- **Written task**:
Search the material for "themselves" and show all lines that contain it.

+ + +

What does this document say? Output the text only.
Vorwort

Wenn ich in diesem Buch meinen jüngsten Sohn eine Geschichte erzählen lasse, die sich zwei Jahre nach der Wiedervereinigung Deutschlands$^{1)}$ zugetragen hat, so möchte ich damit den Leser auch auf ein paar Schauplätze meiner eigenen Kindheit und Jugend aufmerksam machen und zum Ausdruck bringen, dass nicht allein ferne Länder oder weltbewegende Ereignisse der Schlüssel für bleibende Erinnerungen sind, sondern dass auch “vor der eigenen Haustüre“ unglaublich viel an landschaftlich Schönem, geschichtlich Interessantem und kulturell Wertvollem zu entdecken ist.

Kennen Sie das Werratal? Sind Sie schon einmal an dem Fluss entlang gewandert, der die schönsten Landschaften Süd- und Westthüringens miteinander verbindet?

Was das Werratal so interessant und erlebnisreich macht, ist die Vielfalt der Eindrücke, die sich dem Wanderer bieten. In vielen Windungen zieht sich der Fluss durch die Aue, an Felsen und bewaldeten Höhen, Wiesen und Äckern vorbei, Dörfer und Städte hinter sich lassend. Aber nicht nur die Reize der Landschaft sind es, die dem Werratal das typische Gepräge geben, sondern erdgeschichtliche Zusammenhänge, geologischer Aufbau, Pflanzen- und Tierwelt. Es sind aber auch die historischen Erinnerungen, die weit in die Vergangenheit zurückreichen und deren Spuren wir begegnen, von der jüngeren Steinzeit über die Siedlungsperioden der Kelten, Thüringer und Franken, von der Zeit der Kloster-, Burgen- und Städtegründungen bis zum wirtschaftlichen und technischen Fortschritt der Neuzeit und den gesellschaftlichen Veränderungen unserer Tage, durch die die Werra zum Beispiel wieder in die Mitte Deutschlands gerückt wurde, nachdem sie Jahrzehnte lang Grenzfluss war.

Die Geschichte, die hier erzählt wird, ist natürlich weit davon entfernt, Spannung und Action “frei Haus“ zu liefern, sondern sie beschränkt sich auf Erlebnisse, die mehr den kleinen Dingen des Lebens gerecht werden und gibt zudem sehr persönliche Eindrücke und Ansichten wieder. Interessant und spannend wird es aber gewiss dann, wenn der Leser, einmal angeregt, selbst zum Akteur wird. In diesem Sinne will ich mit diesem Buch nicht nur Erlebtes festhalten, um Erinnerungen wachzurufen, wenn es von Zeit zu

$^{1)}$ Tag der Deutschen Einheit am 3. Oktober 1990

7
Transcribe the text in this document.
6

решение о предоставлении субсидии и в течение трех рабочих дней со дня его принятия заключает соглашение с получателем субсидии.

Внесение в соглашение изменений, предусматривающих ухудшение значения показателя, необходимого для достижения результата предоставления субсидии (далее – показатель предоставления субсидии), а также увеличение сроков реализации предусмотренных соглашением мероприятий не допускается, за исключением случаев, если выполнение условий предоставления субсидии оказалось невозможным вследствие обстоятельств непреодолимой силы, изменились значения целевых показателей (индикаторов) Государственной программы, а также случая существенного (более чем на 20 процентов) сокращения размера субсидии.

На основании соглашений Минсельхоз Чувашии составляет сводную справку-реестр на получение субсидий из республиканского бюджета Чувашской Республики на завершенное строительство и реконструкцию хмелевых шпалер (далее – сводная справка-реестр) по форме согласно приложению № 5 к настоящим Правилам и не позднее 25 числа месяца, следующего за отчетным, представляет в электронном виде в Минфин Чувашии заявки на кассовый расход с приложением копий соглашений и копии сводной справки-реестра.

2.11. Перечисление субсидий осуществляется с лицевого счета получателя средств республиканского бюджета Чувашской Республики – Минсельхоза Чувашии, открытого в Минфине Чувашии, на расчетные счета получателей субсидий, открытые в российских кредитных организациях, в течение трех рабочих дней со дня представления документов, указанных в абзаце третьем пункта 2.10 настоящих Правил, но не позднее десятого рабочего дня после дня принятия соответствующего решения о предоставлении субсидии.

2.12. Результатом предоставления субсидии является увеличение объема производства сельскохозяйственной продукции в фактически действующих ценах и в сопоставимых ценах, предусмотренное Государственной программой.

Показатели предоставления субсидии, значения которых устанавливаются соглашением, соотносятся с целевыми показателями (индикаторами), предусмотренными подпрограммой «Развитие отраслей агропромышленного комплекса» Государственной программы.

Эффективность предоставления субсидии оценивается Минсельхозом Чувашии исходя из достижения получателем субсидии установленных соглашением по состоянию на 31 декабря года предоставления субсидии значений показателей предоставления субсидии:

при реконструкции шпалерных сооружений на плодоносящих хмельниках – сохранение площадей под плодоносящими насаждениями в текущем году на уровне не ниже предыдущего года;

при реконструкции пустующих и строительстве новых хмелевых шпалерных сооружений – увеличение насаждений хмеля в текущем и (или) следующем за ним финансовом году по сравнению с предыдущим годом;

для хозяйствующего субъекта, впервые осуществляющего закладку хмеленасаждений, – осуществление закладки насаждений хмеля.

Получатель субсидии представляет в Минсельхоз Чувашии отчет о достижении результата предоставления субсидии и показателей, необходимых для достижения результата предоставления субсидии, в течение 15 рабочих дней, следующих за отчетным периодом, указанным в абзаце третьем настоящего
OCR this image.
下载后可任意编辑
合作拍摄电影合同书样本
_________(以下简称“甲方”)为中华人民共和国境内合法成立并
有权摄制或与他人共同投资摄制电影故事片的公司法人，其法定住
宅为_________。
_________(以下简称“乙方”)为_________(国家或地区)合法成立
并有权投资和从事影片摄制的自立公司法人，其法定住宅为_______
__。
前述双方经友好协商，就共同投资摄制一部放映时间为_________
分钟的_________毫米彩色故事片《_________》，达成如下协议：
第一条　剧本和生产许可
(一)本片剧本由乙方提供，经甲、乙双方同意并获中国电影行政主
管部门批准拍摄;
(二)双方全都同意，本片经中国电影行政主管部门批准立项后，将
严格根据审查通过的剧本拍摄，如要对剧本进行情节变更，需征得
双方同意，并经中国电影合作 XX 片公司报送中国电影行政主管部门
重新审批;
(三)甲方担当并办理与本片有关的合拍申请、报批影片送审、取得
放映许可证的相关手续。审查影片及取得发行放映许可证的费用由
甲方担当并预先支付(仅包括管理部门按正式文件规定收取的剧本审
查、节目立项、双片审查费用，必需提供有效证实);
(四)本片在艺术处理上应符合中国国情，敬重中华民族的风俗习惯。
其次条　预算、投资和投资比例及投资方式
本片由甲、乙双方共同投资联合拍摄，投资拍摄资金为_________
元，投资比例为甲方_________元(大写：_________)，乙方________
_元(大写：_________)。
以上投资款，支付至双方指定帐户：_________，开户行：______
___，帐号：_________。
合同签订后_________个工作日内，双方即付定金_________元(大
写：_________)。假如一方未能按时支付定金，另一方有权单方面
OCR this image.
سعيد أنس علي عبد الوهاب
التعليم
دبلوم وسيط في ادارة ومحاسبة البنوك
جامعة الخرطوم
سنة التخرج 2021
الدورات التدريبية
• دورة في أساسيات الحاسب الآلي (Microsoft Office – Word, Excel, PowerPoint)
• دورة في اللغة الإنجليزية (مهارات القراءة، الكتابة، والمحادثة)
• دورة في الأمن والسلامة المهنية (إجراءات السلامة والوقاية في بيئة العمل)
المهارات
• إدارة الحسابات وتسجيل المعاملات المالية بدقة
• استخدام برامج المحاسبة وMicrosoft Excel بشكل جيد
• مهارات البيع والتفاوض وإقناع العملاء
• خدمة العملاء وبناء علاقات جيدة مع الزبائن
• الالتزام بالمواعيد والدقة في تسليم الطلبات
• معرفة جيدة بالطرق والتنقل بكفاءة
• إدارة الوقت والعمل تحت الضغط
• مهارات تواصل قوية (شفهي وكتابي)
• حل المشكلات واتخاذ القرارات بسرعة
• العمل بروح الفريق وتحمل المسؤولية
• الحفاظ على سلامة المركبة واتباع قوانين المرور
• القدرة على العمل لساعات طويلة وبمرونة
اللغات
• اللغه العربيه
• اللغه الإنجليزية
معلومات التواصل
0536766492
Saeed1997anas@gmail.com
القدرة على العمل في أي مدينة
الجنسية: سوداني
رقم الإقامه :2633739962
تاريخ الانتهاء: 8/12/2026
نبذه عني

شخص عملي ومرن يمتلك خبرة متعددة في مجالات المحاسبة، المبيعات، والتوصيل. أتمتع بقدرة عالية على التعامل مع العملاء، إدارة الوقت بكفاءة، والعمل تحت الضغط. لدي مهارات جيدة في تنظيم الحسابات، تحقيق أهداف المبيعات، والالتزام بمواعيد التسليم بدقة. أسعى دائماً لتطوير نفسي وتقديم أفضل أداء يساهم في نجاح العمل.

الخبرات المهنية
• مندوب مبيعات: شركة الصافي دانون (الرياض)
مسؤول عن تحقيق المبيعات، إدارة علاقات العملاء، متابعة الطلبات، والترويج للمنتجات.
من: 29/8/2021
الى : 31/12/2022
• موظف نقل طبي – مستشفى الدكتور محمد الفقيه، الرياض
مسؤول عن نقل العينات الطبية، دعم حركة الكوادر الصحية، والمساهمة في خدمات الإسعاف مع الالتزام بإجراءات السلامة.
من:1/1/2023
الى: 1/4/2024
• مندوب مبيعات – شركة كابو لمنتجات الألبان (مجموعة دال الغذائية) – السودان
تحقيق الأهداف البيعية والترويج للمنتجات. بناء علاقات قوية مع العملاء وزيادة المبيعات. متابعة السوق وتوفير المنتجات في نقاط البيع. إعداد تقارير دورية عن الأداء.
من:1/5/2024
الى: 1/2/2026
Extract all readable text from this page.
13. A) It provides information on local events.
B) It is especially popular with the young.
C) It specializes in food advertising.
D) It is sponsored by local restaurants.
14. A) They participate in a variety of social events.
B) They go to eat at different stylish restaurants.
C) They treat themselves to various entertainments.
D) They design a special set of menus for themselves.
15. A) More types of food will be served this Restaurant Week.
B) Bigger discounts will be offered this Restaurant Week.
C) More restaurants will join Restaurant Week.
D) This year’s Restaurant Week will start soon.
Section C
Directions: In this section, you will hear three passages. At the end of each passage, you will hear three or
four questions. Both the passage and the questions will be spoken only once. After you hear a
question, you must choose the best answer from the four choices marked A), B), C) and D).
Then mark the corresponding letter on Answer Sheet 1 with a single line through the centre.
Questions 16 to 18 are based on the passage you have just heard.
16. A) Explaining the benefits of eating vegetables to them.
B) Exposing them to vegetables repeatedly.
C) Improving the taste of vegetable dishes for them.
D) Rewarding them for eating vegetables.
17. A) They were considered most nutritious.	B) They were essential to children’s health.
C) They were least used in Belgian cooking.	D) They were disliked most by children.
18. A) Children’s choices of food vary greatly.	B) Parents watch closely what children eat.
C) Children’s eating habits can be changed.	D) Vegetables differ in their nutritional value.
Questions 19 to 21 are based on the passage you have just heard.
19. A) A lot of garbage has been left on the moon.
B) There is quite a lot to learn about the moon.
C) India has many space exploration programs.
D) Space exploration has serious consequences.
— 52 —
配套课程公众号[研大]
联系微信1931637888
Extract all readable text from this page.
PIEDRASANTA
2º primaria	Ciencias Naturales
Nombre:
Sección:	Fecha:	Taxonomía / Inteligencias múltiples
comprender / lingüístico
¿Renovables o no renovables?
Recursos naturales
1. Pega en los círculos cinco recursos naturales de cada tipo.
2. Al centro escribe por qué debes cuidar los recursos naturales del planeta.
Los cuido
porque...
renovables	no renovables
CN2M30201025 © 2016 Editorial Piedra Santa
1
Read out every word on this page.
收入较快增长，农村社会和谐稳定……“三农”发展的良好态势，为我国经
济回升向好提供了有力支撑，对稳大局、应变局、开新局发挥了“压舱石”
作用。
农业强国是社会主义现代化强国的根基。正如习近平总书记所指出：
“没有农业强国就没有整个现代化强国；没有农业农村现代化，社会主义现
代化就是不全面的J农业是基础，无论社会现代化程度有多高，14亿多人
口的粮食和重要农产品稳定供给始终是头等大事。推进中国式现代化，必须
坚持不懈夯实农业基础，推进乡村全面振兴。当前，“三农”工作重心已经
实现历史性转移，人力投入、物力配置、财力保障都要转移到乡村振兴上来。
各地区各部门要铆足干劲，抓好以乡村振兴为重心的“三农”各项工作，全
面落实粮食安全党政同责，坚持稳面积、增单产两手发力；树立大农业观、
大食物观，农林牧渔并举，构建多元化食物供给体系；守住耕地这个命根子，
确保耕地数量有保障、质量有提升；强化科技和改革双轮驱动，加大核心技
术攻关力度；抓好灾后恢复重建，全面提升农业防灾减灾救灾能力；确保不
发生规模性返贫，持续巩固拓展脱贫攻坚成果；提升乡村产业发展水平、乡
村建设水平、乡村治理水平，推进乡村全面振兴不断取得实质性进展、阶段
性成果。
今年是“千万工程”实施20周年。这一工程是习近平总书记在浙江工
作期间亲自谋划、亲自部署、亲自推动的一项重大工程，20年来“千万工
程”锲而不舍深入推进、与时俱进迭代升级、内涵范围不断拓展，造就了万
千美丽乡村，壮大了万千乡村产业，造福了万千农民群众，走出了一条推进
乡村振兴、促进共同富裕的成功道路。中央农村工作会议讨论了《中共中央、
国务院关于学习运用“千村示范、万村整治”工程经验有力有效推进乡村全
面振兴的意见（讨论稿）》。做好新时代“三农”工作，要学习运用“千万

+ + +

- **Answer for the task**:
C) They treat themselves to various entertainments.
D) They design a special set of menus for themselves.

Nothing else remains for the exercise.